*Work task A*.
Repeat word for word the stretch of the invoice caching tutorial from "Cache will take" through "it with @CacheValue.".
*Work task B*.
In the invoice caching tutorial, after how many seconds do cache entries eagerly expire?
*Work task C*.
Take the invoice caching tutorial further, starting after the line where it stops.

*Selected extract*.
=== Begin Enclosure ===
Cache will take String as a key and InvoiceData object as value. Entries eagerly expire after 15 seconds and maximum number of entries in cache is 2.

Let's implement InvoiceService. The put method only stores data to cache and returns the same data. We want to use the path ID parameter as the cache key, so we annotate it with @CacheKey. We want to store the POST body as value, so we annotate it with @CacheValue.

@CachePut(cacheName = "invoices")
@Override
public InvoiceData putInvoice(@CacheKey String key, @CacheValue InvoiceData data) {
    return data;
}

If we call this endpoint now:

POST http://localhost:8080/invoices/123
{
	"id": "123456"
}

We can't really see anything yet since data is only stored to cache and immediately returned.

Implementing the getter:

@CacheResult(cacheName = "invoices")
=== End Enclosure ===
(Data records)
=== Begin Enclosure ===
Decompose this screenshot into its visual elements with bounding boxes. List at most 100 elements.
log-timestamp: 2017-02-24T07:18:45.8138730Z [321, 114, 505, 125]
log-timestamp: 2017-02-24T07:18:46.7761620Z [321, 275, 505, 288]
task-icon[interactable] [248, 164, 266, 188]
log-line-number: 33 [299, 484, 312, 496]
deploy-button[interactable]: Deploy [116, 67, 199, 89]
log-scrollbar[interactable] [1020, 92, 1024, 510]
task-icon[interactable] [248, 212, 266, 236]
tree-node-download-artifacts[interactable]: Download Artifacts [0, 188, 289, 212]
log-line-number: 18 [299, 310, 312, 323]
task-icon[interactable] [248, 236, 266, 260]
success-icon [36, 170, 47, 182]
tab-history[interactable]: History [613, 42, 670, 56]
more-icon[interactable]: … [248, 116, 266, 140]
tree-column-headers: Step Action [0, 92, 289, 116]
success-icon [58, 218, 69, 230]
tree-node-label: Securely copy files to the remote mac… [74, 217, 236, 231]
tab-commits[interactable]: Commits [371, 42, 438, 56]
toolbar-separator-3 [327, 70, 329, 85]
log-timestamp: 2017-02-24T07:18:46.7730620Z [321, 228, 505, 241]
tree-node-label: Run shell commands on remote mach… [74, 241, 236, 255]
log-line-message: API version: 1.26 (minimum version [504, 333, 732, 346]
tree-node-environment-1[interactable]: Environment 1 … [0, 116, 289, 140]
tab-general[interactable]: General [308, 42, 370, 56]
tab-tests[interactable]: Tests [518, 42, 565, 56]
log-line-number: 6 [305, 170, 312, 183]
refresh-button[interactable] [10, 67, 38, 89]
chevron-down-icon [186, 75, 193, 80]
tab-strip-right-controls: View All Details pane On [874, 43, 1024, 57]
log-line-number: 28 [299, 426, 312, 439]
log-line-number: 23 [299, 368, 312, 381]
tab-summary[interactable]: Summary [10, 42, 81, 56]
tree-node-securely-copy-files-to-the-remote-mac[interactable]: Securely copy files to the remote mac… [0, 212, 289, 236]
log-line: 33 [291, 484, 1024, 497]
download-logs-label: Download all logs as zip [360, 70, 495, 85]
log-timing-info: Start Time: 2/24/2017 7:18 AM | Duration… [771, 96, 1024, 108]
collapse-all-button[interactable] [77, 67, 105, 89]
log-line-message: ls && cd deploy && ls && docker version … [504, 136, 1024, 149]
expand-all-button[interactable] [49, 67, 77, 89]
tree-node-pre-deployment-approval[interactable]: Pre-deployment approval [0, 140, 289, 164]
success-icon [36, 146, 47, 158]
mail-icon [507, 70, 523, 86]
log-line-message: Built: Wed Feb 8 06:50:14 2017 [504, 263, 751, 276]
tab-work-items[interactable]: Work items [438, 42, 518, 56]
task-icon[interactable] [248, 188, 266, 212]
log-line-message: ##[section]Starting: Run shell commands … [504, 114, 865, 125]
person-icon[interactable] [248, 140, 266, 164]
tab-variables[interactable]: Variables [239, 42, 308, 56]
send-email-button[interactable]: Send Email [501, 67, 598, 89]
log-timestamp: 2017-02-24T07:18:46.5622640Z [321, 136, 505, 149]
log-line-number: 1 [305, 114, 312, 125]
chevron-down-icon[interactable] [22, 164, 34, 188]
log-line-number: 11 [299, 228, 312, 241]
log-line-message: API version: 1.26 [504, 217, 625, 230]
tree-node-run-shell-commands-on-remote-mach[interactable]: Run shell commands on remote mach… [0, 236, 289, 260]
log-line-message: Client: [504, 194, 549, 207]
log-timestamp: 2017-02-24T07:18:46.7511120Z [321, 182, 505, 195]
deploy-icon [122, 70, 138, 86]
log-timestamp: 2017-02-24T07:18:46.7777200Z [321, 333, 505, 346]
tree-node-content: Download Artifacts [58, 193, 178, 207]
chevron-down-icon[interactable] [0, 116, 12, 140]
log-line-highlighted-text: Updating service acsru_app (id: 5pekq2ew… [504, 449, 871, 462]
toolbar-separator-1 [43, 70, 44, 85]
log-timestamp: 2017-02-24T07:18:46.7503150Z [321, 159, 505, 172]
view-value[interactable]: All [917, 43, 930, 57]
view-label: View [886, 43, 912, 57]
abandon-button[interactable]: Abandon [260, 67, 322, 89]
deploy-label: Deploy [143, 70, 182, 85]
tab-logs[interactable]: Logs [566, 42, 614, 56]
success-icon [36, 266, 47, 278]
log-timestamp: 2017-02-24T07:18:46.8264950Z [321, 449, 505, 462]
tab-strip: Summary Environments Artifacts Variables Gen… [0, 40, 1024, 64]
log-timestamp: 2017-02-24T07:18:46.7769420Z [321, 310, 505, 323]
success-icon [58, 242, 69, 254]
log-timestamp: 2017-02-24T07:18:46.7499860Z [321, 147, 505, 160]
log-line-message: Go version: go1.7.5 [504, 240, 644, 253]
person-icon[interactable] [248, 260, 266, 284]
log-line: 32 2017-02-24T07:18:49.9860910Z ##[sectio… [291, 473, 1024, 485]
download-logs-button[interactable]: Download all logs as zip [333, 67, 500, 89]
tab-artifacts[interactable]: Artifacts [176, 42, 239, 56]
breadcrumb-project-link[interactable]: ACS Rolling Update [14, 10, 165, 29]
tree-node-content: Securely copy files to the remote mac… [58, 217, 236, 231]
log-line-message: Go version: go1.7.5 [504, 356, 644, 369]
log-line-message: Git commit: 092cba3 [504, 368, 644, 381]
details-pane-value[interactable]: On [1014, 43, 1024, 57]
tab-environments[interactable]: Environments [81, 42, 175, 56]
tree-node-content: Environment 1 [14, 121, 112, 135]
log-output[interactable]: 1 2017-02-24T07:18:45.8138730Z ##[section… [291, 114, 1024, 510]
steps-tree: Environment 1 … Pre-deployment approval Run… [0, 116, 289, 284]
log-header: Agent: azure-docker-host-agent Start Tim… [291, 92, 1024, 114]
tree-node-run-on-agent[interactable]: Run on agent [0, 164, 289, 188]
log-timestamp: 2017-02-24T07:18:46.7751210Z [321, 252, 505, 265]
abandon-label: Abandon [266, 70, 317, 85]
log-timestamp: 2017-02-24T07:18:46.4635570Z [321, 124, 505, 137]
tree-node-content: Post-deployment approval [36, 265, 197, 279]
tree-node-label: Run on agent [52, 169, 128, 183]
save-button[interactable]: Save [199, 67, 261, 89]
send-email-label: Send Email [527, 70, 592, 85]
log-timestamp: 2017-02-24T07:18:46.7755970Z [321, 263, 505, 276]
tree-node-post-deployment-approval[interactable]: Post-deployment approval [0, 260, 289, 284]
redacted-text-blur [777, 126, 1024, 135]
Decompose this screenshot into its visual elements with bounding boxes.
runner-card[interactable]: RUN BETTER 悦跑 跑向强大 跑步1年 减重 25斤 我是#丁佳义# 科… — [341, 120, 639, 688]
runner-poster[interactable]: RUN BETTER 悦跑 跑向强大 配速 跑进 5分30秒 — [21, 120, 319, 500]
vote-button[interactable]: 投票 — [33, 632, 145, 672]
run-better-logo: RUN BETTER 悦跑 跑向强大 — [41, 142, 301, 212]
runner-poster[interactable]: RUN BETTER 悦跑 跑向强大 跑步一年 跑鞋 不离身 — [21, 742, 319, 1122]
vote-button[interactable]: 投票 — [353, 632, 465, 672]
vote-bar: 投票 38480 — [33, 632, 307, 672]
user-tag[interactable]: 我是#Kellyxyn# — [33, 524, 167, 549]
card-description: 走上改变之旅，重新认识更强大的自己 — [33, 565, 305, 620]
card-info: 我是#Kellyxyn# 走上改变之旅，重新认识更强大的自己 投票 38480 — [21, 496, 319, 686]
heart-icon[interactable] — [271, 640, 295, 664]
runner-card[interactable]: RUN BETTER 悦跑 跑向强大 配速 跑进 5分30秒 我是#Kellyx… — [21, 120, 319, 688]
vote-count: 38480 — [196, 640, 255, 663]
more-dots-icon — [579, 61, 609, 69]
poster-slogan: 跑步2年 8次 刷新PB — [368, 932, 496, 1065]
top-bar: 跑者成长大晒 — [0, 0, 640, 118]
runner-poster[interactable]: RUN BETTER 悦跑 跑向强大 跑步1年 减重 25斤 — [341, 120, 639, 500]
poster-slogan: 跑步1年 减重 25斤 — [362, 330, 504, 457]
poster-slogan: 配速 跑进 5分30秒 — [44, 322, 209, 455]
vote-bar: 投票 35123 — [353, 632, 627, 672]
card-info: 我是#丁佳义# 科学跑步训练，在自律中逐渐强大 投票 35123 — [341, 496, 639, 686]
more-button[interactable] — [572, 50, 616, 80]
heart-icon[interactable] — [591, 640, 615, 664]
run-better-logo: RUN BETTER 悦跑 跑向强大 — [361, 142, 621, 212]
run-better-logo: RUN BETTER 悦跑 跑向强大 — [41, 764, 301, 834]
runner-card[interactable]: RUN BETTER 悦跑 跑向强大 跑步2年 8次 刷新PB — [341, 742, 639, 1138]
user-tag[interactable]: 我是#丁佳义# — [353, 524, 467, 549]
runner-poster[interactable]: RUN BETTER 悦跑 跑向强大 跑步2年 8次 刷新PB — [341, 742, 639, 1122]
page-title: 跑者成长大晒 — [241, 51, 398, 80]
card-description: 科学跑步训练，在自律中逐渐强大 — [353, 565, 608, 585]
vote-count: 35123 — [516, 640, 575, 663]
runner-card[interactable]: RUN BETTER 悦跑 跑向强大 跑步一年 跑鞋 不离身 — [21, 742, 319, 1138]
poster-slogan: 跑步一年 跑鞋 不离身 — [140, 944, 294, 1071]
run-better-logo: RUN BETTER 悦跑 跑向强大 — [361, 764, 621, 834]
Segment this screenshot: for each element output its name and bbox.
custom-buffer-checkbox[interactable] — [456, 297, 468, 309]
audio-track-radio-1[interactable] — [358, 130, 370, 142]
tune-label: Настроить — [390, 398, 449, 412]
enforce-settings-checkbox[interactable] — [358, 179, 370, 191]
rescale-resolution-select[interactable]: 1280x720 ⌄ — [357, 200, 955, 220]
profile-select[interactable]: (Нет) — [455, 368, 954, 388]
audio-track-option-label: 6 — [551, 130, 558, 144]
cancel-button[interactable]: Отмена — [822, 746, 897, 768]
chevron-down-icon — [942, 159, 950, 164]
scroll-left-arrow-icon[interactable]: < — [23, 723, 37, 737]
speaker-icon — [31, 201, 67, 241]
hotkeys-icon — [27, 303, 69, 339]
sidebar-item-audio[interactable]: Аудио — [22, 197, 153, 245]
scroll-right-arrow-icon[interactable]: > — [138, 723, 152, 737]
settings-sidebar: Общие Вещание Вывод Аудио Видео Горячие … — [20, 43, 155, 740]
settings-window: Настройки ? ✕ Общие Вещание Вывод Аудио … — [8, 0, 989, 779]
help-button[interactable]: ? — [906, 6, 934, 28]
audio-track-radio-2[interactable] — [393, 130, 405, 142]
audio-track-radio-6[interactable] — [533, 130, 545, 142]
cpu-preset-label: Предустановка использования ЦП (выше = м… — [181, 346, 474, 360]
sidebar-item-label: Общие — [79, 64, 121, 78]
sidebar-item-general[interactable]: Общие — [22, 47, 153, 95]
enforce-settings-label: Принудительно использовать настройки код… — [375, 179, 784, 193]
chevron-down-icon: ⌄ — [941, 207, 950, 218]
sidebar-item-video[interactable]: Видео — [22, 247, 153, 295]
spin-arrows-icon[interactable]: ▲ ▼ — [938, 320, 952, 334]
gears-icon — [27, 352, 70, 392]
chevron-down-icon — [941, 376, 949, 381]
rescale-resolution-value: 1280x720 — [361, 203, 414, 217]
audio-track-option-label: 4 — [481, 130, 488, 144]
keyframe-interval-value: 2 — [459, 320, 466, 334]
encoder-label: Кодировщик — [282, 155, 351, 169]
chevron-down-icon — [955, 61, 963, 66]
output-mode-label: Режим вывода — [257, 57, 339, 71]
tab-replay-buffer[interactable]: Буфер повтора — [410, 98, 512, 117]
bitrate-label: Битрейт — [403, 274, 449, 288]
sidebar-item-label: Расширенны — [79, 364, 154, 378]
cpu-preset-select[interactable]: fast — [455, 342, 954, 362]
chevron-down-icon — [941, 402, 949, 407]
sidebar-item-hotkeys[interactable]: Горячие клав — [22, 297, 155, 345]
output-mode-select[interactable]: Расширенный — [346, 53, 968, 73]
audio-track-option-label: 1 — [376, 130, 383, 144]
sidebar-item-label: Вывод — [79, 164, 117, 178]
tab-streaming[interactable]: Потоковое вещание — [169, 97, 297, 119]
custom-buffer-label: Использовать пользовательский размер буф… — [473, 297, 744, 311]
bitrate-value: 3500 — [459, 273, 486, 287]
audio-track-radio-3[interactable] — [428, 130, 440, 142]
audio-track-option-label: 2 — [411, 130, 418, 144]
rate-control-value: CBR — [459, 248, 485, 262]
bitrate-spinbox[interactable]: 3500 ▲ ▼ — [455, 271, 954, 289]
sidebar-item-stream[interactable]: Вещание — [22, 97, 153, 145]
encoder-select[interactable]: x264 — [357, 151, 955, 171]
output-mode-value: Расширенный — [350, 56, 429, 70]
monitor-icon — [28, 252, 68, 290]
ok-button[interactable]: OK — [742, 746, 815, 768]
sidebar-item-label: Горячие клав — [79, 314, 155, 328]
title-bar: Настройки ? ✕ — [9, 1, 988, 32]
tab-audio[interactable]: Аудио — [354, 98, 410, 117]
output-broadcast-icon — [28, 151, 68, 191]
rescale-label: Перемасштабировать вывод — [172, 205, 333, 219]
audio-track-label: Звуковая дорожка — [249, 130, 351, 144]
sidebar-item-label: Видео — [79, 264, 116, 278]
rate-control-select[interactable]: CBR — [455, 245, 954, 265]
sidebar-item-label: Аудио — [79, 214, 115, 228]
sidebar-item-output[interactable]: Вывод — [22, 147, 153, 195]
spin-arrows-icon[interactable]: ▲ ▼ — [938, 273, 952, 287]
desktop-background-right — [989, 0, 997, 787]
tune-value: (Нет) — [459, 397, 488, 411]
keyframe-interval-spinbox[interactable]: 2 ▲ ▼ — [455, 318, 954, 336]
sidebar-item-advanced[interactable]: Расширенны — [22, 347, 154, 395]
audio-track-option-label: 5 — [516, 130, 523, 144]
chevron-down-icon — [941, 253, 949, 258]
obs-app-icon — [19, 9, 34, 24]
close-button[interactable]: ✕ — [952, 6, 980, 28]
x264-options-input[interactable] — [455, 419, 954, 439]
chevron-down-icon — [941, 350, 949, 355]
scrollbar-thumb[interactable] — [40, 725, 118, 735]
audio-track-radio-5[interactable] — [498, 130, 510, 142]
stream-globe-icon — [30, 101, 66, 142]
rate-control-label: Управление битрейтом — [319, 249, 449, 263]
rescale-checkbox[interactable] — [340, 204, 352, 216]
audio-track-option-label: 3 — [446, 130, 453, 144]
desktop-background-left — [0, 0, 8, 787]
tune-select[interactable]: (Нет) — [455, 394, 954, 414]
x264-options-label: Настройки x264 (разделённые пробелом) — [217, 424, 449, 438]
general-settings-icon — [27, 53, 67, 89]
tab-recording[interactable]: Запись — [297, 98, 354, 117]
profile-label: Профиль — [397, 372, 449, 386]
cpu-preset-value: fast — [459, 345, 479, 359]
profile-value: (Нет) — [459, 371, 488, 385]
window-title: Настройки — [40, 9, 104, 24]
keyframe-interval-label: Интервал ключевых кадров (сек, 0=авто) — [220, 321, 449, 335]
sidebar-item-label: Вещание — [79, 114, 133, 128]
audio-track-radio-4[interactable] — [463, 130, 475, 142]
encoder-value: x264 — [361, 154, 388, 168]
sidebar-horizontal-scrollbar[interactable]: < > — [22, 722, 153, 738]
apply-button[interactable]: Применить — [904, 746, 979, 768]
=== End Enclosure ===
*Task answer A*.
Cache will take String as a key and InvoiceData object as value. Entries eagerly expire after 15 seconds and maximum number of entries in cache is 2.

Let's implement InvoiceService. The put method only stores data to cache and returns the same data. We want to use the path ID parameter as the cache key, so we annotate it with @CacheKey. We want to store the POST body as value, so we annotate it with @CacheValue.

*Task answer B*.
After 15 seconds.

*Task answer C*.
public InvoiceData getInvoice(@CacheKey String key) {
    try {
        Thread.sleep(3000);
    } catch (InterruptedException e) {
        e.printStackTrace();
    }
    return new InvoiceData("654321");
}

We use the same path ID parameter as cache key. If the key is already present, @CacheResult will return the cached value, otherwise a mock data is returned and cached. A sleep of 3 seconds is added to simulate slow business logic. Also note that we use the same named cache called invoices so both annotations operate on the same cache.

To test it, run the application and load the included postman collection.

  1. CachePut+CacheResult test
POST http://localhost:8080/invoices/123
{
	"id": "123456"
}
GET http://localhost:8080/invoices/123

Executing both calls one after the other, we get a very fast response (t<3s) from the GET method due to value already existing in cache. Waiting 15 seconds and executing GET again results in t>3s due to cache entry eagerly expiring and mock object id of 654321.

  1. CacheResult test
GET http://localhost:8080/invoices/123

Simply executing the call repeatedly will cause a slow call every 15 seconds.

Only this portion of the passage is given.